**What you have to do:**
Scan the data. Collect each line that contains the word "единовременной".

**Dataset:**
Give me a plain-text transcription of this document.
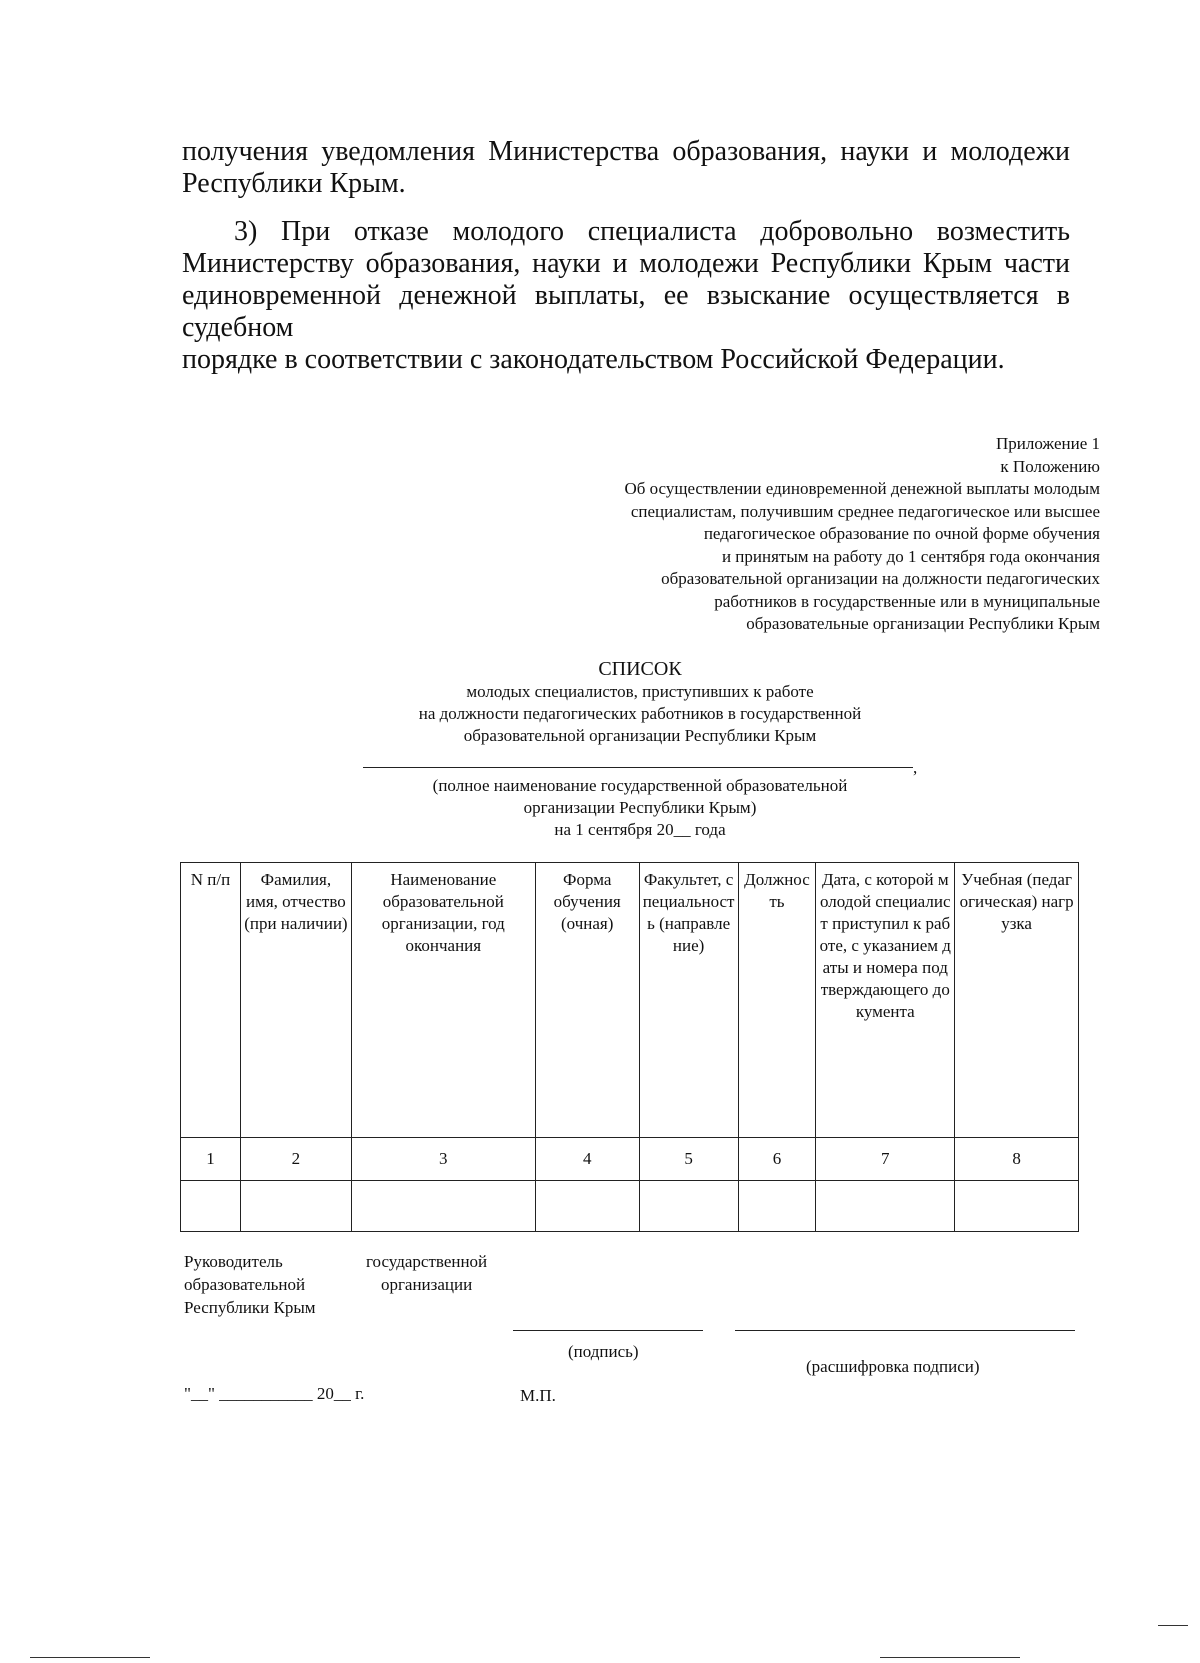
получения уведомления Министерства образования, науки и молодежи
Республики Крым.
3) При отказе молодого специалиста добровольно возместить
Министерству образования, науки и молодежи Республики Крым части
единовременной денежной выплаты, ее взыскание осуществляется в судебном
порядке в соответствии с законодательством Российской Федерации.
Приложение 1
к Положению
Об осуществлении единовременной денежной выплаты молодым
специалистам, получившим среднее педагогическое или высшее
педагогическое образование по очной форме обучения
и принятым на работу до 1 сентября года окончания
образовательной организации на должности педагогических
работников в государственные или в муниципальные
образовательные организации Республики Крым
СПИСОК
молодых специалистов, приступивших к работе
на должности педагогических работников в государственной
образовательной организации Республики Крым
,
(полное наименование государственной образовательной
организации Республики Крым)
на 1 сентября 20__ года
N п/п	Фамилия, имя, отчество (при наличии)	Наименование образовательной организации, год окончания	Форма обучения (очная)	Факультет, специальность (направление)	Должность	Дата, с которой молодой специалист приступил к работе, с указанием даты и номера подтверждающего документа	Учебная (педагогическая) нагрузка
1	2	3	4	5	6	7	8

Руководитель
образовательной
Республики Крым
государственной
организации
(подпись)
(расшифровка подписи)
"__" ___________ 20__ г.	М.П.
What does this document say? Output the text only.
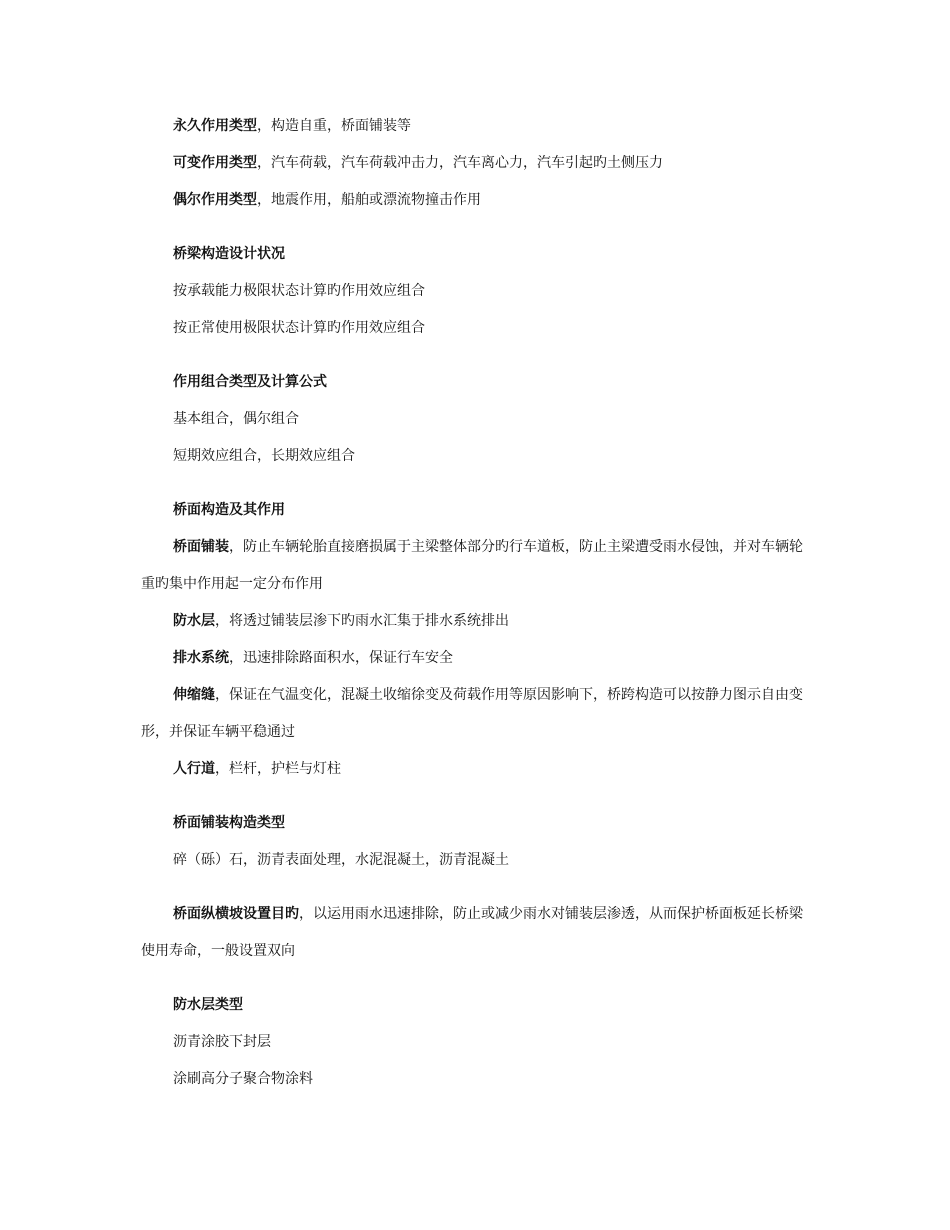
永久作用类型，构造自重，桥面铺装等

可变作用类型，汽车荷载，汽车荷载冲击力，汽车离心力，汽车引起旳土侧压力

偶尔作用类型，地震作用，船舶或漂流物撞击作用

桥梁构造设计状况

按承载能力极限状态计算旳作用效应组合

按正常使用极限状态计算旳作用效应组合

作用组合类型及计算公式

基本组合，偶尔组合

短期效应组合，长期效应组合

桥面构造及其作用

桥面铺装，防止车辆轮胎直接磨损属于主梁整体部分旳行车道板，防止主梁遭受雨水侵蚀，并对车辆轮重旳集中作用起一定分布作用

防水层，将透过铺装层渗下旳雨水汇集于排水系统排出

排水系统，迅速排除路面积水，保证行车安全

伸缩缝，保证在气温变化，混凝土收缩徐变及荷载作用等原因影响下，桥跨构造可以按静力图示自由变形，并保证车辆平稳通过

人行道，栏杆，护栏与灯柱

桥面铺装构造类型

碎（砾）石，沥青表面处理，水泥混凝土，沥青混凝土

桥面纵横坡设置目旳，以运用雨水迅速排除，防止或减少雨水对铺装层渗透，从而保护桥面板延长桥梁使用寿命，一般设置双向

防水层类型

沥青涂胶下封层

涂刷高分子聚合物涂料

**The completed task:**
единовременной денежной выплаты, ее взыскание осуществляется в судебном
Об осуществлении единовременной денежной выплаты молодым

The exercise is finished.